"""

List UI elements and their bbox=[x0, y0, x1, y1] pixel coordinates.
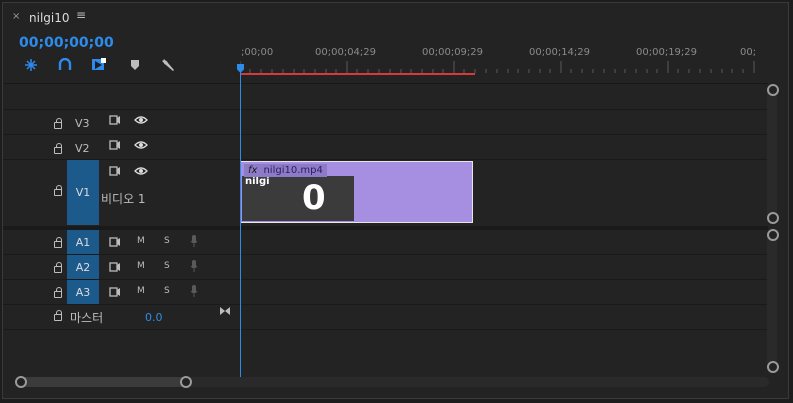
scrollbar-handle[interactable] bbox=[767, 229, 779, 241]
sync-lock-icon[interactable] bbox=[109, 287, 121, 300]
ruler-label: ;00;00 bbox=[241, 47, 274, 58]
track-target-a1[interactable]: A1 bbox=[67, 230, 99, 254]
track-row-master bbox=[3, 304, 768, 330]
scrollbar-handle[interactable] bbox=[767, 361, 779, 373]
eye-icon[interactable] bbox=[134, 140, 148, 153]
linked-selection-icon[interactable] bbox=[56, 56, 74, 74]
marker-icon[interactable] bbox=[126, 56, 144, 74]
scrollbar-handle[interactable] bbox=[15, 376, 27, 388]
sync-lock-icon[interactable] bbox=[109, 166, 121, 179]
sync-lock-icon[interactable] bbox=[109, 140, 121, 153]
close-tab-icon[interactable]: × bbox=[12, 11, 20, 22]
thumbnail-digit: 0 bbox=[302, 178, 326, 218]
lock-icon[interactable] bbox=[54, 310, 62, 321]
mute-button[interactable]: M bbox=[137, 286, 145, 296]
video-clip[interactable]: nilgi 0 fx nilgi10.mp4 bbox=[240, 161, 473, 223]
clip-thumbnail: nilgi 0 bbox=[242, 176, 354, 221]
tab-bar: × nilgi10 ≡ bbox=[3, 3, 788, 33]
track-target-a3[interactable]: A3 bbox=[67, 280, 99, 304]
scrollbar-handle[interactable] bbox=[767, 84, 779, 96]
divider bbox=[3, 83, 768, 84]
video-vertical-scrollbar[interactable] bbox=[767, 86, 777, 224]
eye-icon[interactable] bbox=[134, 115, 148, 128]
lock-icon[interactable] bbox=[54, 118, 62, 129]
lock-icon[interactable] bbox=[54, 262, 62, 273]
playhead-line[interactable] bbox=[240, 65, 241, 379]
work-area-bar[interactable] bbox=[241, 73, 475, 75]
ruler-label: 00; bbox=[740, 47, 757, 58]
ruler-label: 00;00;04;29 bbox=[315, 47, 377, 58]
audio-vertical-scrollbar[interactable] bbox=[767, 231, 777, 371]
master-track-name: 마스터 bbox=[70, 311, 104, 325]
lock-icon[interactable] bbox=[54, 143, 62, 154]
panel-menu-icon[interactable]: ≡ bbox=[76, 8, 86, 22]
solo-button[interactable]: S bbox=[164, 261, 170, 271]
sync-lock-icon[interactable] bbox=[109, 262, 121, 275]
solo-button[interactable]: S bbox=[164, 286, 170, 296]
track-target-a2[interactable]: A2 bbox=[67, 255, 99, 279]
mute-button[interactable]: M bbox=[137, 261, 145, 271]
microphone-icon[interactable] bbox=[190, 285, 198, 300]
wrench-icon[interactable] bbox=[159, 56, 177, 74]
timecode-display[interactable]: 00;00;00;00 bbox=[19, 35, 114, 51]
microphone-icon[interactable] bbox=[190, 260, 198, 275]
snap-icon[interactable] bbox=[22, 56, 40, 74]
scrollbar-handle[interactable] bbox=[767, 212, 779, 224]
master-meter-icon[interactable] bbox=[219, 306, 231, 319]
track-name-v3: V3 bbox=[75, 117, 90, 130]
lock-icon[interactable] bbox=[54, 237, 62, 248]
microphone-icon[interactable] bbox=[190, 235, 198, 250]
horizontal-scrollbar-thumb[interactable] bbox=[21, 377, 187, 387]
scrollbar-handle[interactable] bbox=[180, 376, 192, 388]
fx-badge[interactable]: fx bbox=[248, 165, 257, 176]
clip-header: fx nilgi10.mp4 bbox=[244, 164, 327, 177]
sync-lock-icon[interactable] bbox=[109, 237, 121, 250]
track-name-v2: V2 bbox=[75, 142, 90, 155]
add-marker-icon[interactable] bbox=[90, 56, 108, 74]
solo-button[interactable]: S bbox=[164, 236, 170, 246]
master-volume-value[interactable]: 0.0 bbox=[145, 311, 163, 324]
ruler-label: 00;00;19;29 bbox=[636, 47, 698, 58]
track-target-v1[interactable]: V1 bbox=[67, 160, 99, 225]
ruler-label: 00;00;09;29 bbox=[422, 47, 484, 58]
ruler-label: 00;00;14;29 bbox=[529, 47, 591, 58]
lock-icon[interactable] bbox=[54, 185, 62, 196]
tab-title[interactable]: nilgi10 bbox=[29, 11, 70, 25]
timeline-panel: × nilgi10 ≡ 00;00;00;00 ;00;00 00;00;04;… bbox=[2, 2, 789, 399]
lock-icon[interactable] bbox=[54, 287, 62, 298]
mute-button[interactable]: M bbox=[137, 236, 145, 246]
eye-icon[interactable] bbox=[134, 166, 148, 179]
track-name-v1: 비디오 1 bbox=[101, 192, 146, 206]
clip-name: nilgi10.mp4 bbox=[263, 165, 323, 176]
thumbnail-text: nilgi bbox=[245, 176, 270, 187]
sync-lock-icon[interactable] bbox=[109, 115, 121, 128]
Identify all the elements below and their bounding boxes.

"""

Edit the entries, from the line containing "scrollbar-handle[interactable] bbox=[767, 229, 779, 241]" down to the line containing "solo-button[interactable]: S bbox=[164, 261, 170, 271]", by changing every "scrollbar-handle" to "scroll-handle" and leaving all else as it is. Return only those lines.

scroll-handle[interactable] bbox=[767, 229, 779, 241]
sync-lock-icon[interactable] bbox=[109, 287, 121, 300]
ruler-label: ;00;00 bbox=[241, 47, 274, 58]
track-target-a1[interactable]: A1 bbox=[67, 230, 99, 254]
track-row-master bbox=[3, 304, 768, 330]
scroll-handle[interactable] bbox=[767, 361, 779, 373]
eye-icon[interactable] bbox=[134, 140, 148, 153]
linked-selection-icon[interactable] bbox=[56, 56, 74, 74]
marker-icon[interactable] bbox=[126, 56, 144, 74]
scroll-handle[interactable] bbox=[15, 376, 27, 388]
sync-lock-icon[interactable] bbox=[109, 166, 121, 179]
sync-lock-icon[interactable] bbox=[109, 140, 121, 153]
close-tab-icon[interactable]: × bbox=[12, 11, 20, 22]
thumbnail-digit: 0 bbox=[302, 178, 326, 218]
lock-icon[interactable] bbox=[54, 310, 62, 321]
mute-button[interactable]: M bbox=[137, 286, 145, 296]
video-clip[interactable]: nilgi 0 fx nilgi10.mp4 bbox=[240, 161, 473, 223]
clip-thumbnail: nilgi 0 bbox=[242, 176, 354, 221]
tab-bar: × nilgi10 ≡ bbox=[3, 3, 788, 33]
track-target-a3[interactable]: A3 bbox=[67, 280, 99, 304]
scroll-handle[interactable] bbox=[767, 84, 779, 96]
divider bbox=[3, 83, 768, 84]
video-vertical-scrollbar[interactable] bbox=[767, 86, 777, 224]
eye-icon[interactable] bbox=[134, 115, 148, 128]
lock-icon[interactable] bbox=[54, 118, 62, 129]
lock-icon[interactable] bbox=[54, 262, 62, 273]
playhead-line[interactable] bbox=[240, 65, 241, 379]
work-area-bar[interactable] bbox=[241, 73, 475, 75]
ruler-label: 00; bbox=[740, 47, 757, 58]
ruler-label: 00;00;04;29 bbox=[315, 47, 377, 58]
audio-vertical-scrollbar[interactable] bbox=[767, 231, 777, 371]
master-track-name: 마스터 bbox=[70, 311, 104, 325]
lock-icon[interactable] bbox=[54, 143, 62, 154]
panel-menu-icon[interactable]: ≡ bbox=[76, 8, 86, 22]
solo-button[interactable]: S bbox=[164, 261, 170, 271]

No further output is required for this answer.